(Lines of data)
===

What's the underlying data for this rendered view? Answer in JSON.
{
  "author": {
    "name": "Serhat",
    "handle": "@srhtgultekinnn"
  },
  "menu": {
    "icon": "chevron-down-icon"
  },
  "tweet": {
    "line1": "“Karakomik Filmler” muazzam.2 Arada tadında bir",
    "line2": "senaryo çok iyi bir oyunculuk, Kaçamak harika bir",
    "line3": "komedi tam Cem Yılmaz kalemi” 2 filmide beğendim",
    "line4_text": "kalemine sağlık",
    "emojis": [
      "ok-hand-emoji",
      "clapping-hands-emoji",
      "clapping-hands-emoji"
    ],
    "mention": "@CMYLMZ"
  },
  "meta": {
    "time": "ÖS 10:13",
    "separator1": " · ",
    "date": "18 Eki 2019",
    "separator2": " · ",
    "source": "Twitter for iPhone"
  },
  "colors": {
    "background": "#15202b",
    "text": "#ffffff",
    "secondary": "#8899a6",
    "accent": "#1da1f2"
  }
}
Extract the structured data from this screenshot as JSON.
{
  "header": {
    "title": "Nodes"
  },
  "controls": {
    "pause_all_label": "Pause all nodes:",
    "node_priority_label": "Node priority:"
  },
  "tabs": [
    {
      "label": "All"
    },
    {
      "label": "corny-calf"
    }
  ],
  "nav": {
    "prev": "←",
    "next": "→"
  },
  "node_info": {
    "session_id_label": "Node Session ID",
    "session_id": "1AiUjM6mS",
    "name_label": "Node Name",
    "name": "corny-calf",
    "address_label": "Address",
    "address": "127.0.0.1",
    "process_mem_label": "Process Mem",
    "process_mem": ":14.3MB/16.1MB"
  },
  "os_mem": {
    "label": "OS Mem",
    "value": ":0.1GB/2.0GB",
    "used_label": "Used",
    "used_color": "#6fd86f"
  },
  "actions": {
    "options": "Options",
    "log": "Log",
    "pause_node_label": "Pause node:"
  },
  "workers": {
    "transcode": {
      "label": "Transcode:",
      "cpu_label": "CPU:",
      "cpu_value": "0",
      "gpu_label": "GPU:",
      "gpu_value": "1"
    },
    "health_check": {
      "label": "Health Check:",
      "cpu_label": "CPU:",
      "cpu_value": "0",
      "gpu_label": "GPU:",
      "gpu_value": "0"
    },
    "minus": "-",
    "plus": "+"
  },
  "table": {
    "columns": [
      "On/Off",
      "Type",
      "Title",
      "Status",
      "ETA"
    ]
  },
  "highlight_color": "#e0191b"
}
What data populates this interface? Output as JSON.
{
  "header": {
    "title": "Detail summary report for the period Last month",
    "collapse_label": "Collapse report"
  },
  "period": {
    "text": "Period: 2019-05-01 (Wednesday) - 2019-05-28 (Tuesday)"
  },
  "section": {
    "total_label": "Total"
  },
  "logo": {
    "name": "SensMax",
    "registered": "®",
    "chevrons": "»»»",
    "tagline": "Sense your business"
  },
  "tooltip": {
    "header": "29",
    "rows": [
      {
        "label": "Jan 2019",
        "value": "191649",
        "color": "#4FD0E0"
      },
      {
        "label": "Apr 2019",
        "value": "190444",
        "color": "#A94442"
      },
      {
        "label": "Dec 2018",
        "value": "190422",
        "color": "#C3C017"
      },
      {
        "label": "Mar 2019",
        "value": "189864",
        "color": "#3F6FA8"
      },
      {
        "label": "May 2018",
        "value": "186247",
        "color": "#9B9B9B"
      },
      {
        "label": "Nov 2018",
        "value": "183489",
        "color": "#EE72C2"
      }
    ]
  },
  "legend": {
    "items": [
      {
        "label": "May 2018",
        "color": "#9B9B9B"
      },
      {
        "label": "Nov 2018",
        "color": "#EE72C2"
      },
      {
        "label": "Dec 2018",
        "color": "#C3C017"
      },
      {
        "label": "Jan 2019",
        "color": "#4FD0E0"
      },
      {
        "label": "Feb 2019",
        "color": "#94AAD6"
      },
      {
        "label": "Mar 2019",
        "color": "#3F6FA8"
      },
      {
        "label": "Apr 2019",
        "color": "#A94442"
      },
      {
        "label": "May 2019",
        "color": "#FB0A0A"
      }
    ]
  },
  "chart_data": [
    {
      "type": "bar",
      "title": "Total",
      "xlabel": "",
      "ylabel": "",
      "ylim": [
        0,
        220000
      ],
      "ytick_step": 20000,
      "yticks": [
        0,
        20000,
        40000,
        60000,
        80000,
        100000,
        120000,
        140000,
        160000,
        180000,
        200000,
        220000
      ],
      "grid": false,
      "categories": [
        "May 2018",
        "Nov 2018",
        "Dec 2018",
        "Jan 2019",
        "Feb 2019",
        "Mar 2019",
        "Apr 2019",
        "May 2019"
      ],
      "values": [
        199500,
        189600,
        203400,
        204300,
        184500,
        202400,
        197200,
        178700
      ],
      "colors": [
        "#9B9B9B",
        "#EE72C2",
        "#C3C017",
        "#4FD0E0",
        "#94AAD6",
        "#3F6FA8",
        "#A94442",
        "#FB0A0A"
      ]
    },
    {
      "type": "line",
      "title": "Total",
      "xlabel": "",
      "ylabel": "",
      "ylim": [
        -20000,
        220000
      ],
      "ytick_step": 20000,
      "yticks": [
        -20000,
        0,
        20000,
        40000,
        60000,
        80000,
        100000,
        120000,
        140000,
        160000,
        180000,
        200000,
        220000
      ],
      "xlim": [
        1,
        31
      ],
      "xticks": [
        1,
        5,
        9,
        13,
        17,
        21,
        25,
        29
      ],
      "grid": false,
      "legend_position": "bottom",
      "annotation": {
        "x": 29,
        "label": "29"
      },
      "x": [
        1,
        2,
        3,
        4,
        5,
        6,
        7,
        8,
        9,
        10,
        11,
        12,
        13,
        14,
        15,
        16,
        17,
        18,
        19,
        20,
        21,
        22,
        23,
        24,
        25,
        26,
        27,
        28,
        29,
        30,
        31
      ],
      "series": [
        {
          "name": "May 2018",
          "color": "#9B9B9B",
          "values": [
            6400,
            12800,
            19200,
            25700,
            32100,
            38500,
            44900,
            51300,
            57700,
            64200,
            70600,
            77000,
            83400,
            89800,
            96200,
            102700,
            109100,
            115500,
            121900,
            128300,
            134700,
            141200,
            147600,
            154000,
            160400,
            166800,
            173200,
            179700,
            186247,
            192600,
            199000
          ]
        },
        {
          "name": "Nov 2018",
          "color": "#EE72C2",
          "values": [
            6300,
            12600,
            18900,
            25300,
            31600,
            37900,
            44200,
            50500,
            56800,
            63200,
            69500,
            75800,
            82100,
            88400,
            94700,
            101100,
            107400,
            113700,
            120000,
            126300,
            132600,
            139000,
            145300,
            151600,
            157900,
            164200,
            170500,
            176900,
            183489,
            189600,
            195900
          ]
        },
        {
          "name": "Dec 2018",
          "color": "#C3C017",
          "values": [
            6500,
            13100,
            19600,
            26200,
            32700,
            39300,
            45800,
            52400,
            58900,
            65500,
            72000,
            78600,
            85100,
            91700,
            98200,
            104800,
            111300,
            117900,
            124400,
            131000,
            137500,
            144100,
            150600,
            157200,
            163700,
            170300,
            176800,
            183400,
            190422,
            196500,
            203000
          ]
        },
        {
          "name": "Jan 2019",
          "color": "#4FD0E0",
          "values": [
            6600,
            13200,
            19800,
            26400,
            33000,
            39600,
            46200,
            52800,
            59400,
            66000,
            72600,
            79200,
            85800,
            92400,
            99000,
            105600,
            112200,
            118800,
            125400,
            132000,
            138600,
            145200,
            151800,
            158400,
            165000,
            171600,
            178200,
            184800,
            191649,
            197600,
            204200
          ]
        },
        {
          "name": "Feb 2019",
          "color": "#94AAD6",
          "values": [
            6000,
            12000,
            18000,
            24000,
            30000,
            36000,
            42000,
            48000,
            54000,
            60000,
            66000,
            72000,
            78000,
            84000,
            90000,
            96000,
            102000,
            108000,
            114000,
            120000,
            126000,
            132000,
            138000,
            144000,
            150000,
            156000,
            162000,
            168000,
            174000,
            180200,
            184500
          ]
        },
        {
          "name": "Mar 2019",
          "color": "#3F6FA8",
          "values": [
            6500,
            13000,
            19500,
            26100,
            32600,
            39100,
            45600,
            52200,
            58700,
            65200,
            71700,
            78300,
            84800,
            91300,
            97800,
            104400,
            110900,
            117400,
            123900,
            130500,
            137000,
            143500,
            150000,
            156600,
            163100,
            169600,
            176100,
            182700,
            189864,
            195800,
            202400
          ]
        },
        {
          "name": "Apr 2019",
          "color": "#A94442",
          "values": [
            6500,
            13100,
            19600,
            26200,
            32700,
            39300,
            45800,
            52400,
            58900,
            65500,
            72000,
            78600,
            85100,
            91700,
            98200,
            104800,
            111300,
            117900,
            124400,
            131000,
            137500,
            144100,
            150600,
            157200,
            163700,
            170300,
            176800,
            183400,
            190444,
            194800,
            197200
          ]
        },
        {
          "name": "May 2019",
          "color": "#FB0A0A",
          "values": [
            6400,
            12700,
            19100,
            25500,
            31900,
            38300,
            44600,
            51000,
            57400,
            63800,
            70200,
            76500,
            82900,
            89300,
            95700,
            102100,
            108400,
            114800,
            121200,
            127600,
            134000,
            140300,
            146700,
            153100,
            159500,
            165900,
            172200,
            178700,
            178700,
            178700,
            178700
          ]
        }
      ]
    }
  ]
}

===

Task to carry out –
Among the lines of the data above, count those holding "clapping" and state only the number.

Answer to the task –
2